A run of records

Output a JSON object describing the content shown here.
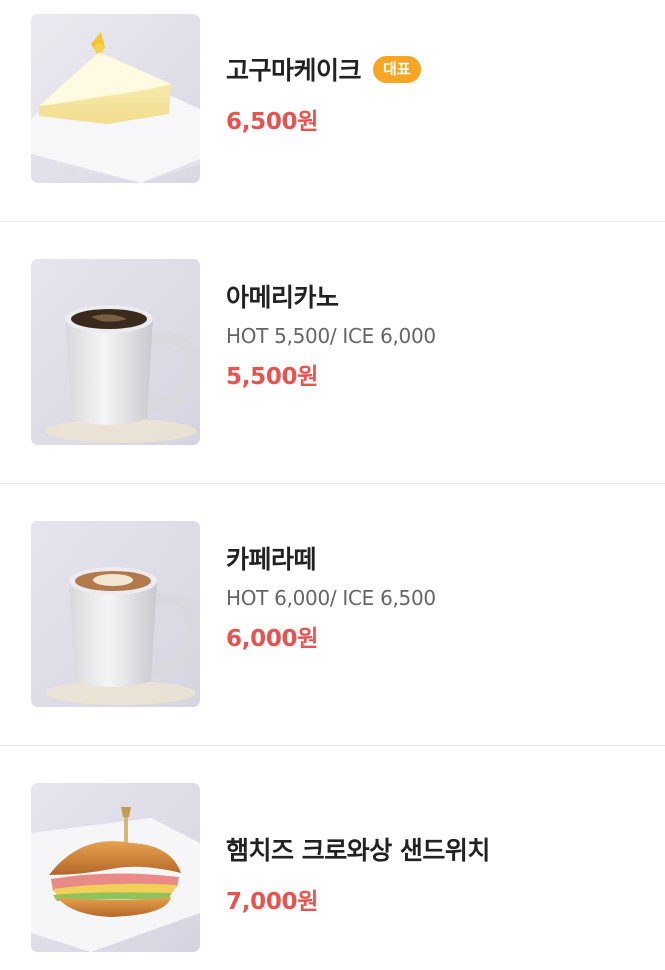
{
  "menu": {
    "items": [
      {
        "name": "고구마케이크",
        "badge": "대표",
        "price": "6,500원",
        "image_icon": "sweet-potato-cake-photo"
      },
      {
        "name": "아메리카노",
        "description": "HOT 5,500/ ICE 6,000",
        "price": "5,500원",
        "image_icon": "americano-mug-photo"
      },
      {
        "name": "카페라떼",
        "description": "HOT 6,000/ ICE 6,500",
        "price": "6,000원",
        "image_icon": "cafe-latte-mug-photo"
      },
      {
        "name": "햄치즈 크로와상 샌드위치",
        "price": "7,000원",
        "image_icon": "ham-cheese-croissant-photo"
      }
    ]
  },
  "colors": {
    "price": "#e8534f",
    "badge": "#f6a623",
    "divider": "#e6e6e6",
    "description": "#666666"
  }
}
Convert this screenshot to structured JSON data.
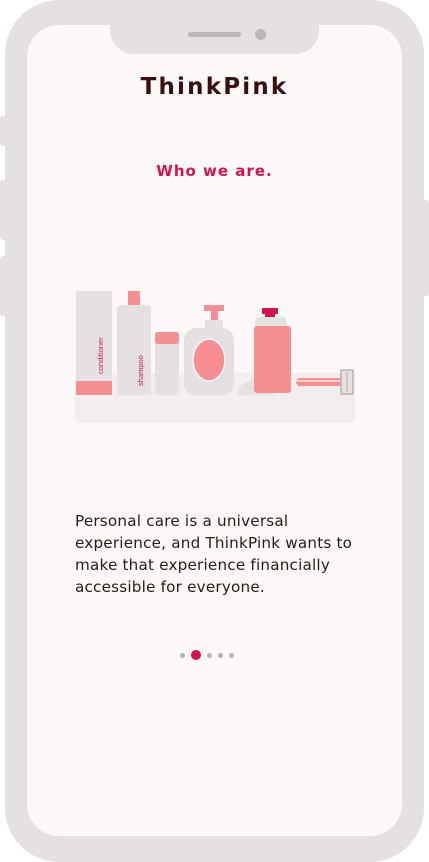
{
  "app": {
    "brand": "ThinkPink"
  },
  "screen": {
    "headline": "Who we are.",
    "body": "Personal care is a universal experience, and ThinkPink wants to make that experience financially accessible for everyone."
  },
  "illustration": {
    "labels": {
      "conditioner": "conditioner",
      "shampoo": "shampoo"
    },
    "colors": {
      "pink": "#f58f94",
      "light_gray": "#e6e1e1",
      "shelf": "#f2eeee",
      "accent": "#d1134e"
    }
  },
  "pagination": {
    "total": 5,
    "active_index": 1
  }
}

* [Written task]: Tally the lines of the listing in which the word "price" occurs, and state the total alone.

* [Response to this task]: 5